§ WHAT YOU WILL DO
Tally the lines containing the word "arbusto", and report the tally alone.

(Stored records)
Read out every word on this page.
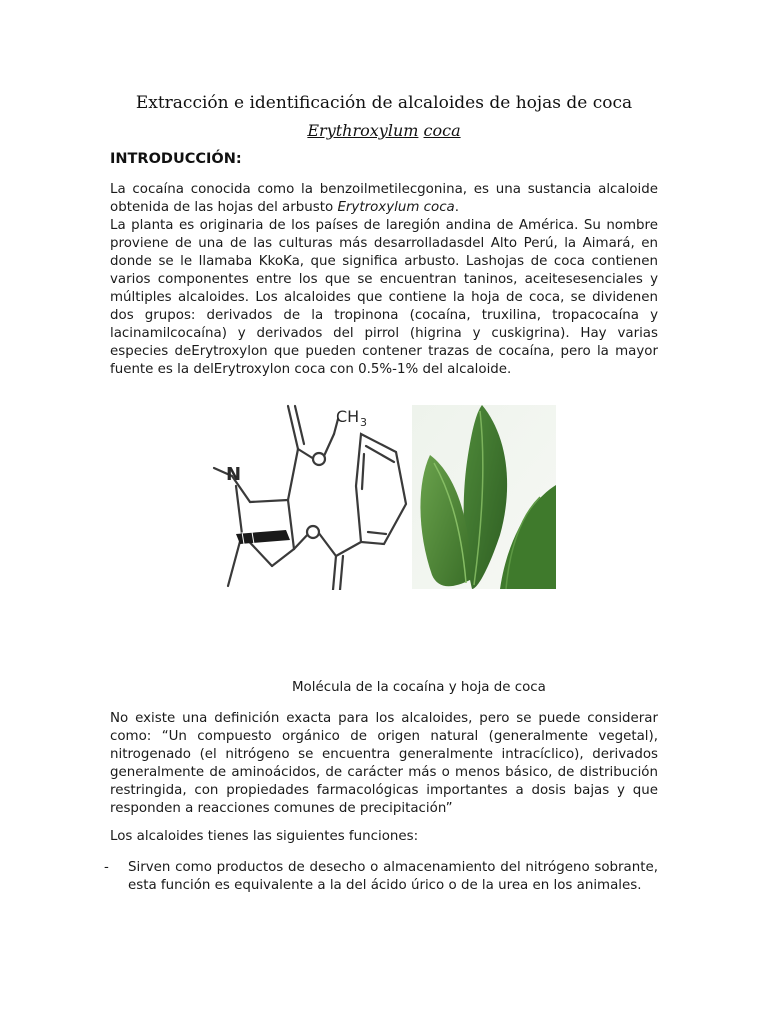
Extracción e identificación de alcaloides de hojas de coca
Erythroxylum coca
INTRODUCCIÓN:

La cocaína conocida como la benzoilmetilecgonina, es una sustancia alcaloide obtenida de las hojas del arbusto Erytroxylum coca.

La planta es originaria de los países de laregión andina de América. Su nombre proviene de una de las culturas más desarrolladasdel Alto Perú, la Aimará, en donde se le llamaba KkoKa, que significa arbusto. Lashojas de coca contienen varios componentes entre los que se encuentran taninos, aceitesesenciales y múltiples alcaloides. Los alcaloides que contiene la hoja de coca, se dividenen dos grupos: derivados de la tropinona (cocaína, truxilina, tropacocaína y lacinamilcocaína) y derivados del pirrol (higrina y cuskigrina). Hay varias especies deErytroxylon que pueden contener trazas de cocaína, pero la mayor fuente es la delErytroxylon coca con 0.5%-1% del alcaloide.

N
CH 3
Molécula de la cocaína y hoja de coca
No existe una definición exacta para los alcaloides, pero se puede considerar como: “Un compuesto orgánico de origen natural (generalmente vegetal), nitrogenado (el nitrógeno se encuentra generalmente intracíclico), derivados generalmente de aminoácidos, de carácter más o menos básico, de distribución restringida, con propiedades farmacológicas importantes a dosis bajas y que responden a reacciones comunes de precipitación”
Los alcaloides tienes las siguientes funciones:
- Sirven como productos de desecho o almacenamiento del nitrógeno sobrante, esta función es equivalente a la del ácido úrico o de la urea en los animales.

§ THE OUTPUT
2